--- WHAT YOU HAVE TO DO ---
Identify all lines of the data containing the string "когда" and copy them.

--- RECORDS PROVIDED ---

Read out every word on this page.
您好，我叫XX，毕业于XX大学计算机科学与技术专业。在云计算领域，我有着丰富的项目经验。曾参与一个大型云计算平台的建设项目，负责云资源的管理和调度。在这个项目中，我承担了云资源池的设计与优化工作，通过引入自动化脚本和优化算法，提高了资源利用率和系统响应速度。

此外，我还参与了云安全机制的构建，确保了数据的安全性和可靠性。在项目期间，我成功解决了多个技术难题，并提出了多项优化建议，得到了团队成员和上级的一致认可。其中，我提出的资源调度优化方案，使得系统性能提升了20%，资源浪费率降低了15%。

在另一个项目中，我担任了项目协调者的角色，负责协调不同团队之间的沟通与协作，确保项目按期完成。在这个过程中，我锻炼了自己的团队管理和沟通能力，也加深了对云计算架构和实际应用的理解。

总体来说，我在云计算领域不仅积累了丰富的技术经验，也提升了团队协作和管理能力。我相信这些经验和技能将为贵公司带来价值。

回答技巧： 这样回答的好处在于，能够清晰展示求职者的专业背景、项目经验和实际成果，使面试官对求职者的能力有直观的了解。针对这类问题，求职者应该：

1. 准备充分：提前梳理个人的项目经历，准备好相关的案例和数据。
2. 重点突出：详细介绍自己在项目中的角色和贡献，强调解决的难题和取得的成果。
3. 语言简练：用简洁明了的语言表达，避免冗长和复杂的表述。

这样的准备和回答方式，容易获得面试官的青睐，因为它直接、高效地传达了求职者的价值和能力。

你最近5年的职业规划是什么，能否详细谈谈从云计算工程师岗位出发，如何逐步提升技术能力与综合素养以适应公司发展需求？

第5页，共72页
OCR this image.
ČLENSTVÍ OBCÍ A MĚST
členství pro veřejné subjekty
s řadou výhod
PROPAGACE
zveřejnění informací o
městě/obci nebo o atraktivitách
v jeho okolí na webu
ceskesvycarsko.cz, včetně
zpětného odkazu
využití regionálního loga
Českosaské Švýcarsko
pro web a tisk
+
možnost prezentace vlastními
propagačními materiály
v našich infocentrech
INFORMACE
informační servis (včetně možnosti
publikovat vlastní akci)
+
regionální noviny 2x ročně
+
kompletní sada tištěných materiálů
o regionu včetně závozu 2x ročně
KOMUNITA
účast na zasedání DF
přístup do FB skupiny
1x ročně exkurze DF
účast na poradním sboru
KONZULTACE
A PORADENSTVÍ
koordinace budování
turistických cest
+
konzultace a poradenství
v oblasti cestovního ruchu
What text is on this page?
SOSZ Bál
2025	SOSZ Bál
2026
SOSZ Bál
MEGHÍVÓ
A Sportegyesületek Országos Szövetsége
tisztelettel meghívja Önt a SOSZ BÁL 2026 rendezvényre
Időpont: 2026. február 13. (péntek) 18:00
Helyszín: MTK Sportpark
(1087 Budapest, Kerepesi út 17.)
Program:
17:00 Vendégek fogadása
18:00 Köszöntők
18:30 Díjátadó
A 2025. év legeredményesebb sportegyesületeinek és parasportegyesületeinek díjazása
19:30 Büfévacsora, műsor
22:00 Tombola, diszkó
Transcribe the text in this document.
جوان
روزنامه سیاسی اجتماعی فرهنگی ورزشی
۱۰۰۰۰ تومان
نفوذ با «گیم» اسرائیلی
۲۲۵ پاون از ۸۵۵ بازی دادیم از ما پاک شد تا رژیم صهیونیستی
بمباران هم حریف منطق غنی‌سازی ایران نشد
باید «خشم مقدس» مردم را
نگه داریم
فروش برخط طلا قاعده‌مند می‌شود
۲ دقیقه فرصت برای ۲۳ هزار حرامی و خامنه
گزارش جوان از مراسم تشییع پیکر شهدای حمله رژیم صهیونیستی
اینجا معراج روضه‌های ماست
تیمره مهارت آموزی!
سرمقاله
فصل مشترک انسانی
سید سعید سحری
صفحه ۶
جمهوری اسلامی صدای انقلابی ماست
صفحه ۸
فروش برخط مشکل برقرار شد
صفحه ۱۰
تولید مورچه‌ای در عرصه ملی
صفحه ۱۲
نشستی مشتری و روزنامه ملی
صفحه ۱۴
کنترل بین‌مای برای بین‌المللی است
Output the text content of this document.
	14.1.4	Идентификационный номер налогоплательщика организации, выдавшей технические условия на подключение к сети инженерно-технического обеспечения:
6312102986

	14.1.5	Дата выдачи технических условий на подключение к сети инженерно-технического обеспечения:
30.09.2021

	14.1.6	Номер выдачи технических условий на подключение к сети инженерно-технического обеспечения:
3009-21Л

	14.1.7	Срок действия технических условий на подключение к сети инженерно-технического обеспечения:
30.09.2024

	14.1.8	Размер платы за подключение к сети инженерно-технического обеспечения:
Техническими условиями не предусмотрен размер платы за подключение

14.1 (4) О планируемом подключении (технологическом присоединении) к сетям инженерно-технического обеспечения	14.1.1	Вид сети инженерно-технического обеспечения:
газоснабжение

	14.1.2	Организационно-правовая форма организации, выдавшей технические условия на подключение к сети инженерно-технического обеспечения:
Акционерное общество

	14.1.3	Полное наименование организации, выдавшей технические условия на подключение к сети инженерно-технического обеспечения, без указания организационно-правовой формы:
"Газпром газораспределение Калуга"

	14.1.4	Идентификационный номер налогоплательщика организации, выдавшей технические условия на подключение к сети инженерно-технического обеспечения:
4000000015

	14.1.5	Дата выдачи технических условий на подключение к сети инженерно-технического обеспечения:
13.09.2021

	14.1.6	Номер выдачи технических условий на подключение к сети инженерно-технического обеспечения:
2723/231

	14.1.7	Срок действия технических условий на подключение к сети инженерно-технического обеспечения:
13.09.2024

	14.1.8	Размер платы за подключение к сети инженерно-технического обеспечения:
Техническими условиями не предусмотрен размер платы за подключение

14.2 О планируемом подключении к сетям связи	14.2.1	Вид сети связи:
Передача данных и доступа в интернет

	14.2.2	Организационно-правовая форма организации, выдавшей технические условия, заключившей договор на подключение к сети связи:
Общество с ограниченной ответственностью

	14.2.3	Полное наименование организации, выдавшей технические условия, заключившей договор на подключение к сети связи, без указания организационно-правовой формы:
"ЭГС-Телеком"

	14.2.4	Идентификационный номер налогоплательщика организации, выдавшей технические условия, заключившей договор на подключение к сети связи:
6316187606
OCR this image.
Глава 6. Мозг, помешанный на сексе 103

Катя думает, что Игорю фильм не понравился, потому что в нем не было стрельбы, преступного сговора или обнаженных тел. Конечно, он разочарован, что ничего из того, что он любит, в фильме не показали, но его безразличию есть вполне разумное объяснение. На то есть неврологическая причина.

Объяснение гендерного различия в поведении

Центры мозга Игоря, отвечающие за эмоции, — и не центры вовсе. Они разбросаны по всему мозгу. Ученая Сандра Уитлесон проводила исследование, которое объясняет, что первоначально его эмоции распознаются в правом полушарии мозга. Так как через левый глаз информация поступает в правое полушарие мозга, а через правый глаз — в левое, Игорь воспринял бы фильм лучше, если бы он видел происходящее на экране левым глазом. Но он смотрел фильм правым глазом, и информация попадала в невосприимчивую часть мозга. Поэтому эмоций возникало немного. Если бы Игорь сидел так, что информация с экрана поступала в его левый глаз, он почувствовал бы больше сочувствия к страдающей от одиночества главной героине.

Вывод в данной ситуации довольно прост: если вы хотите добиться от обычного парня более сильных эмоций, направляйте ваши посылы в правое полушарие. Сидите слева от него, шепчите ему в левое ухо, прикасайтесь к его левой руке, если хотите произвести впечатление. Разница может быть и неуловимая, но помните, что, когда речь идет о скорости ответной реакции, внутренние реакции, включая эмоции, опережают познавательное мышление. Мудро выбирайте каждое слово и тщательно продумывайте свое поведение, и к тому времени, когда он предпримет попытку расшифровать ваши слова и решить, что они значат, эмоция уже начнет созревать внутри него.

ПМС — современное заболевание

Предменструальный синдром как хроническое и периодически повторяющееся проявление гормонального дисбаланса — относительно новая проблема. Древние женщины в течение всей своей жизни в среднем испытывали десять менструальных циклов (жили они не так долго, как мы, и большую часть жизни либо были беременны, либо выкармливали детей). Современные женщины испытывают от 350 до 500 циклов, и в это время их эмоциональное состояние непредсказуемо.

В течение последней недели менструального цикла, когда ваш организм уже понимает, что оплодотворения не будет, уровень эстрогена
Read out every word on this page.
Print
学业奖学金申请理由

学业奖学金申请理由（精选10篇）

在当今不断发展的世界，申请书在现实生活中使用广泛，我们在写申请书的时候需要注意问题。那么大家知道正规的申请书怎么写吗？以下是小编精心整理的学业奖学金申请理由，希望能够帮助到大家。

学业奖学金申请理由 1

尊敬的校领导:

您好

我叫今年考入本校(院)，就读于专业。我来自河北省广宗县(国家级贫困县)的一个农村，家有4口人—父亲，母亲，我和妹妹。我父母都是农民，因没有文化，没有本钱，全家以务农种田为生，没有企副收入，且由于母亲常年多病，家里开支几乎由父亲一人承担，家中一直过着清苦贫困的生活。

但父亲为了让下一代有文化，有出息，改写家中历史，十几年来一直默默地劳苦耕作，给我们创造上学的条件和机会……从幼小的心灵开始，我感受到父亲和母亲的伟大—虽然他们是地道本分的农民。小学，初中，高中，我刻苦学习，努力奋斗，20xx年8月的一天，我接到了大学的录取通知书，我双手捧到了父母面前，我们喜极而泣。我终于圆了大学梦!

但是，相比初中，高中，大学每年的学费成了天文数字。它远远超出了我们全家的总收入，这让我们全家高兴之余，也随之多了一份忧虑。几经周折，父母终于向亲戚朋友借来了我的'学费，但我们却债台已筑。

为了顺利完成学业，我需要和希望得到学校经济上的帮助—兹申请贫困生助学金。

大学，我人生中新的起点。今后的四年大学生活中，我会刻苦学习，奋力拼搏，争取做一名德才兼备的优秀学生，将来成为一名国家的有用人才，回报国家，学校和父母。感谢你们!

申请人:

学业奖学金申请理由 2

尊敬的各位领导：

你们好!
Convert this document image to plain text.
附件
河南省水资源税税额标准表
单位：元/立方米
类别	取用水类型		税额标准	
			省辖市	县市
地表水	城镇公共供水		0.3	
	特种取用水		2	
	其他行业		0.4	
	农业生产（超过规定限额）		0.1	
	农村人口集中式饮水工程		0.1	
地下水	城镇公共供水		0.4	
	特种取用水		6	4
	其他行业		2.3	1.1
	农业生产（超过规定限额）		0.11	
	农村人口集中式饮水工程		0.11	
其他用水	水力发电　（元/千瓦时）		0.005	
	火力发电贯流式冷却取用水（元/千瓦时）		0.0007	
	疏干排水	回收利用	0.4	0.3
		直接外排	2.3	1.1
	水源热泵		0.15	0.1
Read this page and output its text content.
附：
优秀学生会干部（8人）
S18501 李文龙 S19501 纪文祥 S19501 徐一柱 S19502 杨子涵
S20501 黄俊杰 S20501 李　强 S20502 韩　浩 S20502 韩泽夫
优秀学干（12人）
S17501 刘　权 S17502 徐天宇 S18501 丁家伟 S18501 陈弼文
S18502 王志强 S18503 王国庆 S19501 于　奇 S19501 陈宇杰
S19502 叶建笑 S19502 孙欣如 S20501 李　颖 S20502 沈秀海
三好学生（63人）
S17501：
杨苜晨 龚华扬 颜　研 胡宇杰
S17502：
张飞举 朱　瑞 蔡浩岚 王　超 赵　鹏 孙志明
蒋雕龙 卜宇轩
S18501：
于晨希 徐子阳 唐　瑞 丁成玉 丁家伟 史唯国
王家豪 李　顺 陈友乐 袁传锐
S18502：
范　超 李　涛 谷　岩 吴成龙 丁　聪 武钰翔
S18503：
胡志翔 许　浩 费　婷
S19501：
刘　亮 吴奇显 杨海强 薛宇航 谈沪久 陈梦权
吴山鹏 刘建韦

--- THE OUTPUT ---
Вывод в данной ситуации довольно прост: если вы хотите добиться от обычного парня более сильных эмоций, направляйте ваши посылы в правое полушарие. Сидите слева от него, шепчите ему в левое ухо, прикасайтесь к его левой руке, если хотите произвести впечатление. Разница может быть и неуловимая, но помните, что, когда речь идет о скорости ответной реакции, внутренние реакции, включая эмоции, опережают познавательное мышление. Мудро выбирайте каждое слово и тщательно продумывайте свое поведение, и к тому времени, когда он предпримет попытку расшифровать ваши слова и решить, что они значат, эмоция уже начнет созревать внутри него.
В течение последней недели менструального цикла, когда ваш организм уже понимает, что оплодотворения не будет, уровень эстрогена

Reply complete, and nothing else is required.